### Work instructions
Identify the lines holding "category" and copy them.

### Provided data

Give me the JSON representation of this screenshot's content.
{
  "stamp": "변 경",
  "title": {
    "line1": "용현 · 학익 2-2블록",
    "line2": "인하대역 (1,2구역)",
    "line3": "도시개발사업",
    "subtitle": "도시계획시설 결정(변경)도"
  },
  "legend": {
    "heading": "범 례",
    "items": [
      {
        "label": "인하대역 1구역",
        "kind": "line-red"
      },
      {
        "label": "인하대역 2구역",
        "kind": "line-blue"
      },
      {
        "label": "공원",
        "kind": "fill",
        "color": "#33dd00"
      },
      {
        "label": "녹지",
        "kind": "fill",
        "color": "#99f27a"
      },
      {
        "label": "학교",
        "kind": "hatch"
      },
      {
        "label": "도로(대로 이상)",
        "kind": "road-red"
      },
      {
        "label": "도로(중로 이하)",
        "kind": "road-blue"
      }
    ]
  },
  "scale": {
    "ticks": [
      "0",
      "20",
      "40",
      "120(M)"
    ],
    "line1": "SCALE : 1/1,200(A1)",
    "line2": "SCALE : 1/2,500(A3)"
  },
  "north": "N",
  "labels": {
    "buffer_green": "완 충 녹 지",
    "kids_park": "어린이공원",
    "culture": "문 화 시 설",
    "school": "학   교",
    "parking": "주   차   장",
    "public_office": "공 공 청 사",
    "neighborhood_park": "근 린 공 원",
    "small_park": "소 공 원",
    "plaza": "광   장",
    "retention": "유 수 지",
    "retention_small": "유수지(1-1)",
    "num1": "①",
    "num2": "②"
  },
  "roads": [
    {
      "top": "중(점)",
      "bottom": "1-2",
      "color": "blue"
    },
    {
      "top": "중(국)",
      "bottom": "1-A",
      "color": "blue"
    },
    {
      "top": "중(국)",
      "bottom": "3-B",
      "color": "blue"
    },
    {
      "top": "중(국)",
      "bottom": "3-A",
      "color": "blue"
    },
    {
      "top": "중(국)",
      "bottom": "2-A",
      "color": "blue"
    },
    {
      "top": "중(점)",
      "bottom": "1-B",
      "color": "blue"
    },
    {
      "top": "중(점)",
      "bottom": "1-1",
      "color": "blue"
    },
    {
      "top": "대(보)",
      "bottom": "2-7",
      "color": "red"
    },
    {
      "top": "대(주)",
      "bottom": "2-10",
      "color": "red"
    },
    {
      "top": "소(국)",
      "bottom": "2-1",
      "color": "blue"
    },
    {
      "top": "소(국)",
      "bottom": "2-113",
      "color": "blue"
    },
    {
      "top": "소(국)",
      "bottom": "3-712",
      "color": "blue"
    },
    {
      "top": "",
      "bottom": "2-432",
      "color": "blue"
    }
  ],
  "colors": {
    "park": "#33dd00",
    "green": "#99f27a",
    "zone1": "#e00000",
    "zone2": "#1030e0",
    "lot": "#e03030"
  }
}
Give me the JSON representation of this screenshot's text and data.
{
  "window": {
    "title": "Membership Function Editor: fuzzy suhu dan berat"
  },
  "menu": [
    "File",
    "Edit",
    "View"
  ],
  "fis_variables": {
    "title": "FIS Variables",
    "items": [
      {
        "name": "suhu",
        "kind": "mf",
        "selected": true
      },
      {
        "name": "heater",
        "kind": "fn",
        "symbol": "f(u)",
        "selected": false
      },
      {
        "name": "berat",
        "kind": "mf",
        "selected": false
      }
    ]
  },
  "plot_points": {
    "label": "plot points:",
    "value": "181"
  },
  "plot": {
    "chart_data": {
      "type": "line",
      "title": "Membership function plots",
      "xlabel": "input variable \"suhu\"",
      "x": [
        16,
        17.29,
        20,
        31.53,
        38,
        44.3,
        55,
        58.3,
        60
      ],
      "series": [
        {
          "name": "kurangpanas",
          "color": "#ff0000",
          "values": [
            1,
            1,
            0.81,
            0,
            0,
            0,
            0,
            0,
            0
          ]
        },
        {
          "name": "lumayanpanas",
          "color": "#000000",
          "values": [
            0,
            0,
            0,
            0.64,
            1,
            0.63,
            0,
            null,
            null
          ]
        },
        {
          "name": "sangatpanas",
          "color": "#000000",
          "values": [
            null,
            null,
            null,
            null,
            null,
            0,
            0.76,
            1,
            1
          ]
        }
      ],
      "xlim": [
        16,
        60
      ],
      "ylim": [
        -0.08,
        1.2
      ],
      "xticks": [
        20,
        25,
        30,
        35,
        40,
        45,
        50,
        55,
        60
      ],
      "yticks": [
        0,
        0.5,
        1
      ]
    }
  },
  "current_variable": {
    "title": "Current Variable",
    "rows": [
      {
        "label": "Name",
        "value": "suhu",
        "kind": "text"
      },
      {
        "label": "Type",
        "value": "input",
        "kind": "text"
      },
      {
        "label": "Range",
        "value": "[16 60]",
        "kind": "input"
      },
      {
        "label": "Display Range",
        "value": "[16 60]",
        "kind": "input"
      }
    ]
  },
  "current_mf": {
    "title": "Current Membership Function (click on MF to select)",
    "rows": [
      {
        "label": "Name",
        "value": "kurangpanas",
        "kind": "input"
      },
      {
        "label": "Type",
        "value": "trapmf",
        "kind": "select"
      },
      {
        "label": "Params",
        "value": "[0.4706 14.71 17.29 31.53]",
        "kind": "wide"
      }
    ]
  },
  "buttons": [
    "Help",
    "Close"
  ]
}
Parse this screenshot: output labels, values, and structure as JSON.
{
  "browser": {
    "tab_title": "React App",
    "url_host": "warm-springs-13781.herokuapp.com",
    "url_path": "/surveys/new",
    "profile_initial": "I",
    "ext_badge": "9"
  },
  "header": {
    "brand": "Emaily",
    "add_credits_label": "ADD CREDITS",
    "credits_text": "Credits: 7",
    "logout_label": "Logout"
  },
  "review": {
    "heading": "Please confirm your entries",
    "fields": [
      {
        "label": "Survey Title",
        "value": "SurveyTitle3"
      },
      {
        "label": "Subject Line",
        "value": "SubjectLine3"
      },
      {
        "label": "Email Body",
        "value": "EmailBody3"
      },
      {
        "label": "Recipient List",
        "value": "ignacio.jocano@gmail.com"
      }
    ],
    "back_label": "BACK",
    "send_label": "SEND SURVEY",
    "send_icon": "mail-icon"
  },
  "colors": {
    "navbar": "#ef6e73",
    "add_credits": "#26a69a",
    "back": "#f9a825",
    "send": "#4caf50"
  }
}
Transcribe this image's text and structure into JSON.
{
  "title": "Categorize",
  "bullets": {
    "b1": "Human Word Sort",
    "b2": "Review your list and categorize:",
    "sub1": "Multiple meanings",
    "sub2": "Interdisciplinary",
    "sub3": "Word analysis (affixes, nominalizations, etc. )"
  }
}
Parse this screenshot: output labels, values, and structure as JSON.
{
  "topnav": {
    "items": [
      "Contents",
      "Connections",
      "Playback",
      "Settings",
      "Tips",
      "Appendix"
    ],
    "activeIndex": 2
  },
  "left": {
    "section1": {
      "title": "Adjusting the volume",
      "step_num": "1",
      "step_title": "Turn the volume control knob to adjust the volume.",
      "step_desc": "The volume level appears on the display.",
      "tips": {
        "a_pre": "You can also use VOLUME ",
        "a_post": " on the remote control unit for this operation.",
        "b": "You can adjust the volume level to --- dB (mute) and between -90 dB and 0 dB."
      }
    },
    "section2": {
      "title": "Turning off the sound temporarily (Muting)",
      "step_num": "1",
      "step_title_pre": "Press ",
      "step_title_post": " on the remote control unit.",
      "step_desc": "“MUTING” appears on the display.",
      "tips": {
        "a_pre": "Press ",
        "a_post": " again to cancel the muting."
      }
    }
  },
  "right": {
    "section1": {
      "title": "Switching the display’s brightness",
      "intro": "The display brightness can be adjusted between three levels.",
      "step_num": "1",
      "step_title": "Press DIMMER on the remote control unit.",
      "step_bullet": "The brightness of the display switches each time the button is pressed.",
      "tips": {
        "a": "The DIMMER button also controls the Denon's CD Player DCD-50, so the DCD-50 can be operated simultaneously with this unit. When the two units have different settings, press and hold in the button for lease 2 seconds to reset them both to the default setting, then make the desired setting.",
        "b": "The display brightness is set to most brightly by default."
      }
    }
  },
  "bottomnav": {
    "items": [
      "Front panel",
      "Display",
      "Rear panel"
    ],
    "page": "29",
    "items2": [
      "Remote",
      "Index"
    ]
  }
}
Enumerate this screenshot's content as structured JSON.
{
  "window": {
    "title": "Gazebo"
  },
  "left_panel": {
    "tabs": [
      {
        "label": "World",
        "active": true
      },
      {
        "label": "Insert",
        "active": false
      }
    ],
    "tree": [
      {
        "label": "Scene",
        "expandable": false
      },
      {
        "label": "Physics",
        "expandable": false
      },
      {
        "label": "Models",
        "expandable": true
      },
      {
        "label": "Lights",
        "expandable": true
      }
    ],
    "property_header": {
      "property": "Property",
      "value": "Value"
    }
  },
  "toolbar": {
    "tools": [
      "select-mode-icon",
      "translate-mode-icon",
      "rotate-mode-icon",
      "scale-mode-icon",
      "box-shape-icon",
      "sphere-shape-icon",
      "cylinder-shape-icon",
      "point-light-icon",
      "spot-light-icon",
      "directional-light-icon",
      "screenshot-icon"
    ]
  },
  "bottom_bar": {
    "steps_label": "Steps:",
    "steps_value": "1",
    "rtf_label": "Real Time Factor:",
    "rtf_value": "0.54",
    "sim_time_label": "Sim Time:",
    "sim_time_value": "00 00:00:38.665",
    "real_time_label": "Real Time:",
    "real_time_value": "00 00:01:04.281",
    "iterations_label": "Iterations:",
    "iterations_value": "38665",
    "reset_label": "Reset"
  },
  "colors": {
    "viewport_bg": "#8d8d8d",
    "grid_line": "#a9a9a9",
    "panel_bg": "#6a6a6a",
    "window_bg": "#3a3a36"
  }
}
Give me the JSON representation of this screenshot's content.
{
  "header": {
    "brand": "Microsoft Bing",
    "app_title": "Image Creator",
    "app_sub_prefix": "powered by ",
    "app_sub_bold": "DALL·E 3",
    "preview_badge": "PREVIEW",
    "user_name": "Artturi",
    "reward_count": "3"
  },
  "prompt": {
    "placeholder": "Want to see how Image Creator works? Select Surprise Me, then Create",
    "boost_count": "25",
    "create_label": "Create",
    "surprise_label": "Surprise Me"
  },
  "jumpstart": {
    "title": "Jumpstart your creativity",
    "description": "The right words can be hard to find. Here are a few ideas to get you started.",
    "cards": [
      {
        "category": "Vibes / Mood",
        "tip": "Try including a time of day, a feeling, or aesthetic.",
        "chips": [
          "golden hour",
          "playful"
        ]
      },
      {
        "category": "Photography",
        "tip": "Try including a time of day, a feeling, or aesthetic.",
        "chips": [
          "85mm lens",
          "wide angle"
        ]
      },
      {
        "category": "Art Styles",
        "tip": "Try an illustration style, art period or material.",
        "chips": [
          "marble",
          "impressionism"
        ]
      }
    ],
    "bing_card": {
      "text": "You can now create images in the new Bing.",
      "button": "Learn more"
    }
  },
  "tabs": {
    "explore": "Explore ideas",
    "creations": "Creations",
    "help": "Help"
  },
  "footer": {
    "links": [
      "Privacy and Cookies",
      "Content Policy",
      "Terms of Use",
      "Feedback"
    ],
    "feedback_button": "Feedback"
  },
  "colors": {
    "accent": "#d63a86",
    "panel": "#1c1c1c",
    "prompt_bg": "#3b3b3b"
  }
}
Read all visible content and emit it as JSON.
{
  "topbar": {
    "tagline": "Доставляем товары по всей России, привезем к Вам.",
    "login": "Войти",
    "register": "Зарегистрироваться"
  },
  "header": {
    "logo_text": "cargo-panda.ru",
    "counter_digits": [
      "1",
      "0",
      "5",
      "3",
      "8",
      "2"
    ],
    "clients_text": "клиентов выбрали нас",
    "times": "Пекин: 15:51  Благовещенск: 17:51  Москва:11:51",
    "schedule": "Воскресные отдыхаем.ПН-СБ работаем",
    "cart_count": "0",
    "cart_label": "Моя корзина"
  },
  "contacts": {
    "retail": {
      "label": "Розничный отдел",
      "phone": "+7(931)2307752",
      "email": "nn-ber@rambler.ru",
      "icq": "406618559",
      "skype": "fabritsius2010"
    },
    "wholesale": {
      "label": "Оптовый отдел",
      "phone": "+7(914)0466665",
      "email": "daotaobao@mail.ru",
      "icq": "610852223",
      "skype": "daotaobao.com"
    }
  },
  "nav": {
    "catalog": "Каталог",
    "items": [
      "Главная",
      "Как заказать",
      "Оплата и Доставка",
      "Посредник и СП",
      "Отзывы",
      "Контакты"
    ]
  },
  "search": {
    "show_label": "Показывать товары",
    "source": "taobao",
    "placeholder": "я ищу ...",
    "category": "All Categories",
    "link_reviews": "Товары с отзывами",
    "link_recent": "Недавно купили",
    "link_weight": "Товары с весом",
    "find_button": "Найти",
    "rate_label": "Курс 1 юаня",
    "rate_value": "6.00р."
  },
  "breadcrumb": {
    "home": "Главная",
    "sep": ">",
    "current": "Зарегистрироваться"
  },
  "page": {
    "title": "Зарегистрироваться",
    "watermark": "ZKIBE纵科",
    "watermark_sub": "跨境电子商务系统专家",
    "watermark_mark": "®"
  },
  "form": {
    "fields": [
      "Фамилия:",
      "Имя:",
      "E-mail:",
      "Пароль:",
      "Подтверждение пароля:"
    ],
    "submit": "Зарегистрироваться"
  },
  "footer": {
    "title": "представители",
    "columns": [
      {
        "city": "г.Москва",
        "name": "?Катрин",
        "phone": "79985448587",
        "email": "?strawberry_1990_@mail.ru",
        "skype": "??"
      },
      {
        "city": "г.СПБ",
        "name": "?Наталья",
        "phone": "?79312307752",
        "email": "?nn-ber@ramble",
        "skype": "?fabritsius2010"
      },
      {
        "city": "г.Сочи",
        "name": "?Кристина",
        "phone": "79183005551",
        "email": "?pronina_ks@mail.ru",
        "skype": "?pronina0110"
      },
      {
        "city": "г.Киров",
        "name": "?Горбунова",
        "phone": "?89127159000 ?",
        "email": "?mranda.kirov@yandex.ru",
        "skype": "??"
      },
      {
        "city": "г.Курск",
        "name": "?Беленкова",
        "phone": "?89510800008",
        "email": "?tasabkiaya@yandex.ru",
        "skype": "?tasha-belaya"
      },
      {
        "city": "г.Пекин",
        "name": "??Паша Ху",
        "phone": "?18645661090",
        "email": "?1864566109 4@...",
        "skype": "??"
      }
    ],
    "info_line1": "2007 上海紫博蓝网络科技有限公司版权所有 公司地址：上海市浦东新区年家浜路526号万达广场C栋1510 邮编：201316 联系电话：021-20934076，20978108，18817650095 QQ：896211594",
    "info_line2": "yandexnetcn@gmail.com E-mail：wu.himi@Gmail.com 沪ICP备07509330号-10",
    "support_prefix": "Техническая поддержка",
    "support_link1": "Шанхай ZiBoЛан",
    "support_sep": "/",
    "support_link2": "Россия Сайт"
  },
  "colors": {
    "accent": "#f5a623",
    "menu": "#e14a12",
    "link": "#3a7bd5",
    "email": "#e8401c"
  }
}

### Exercise answer
        "category": "Vibes / Mood",
        "category": "Photography",
        "category": "Art Styles",
    "category": "All Categories",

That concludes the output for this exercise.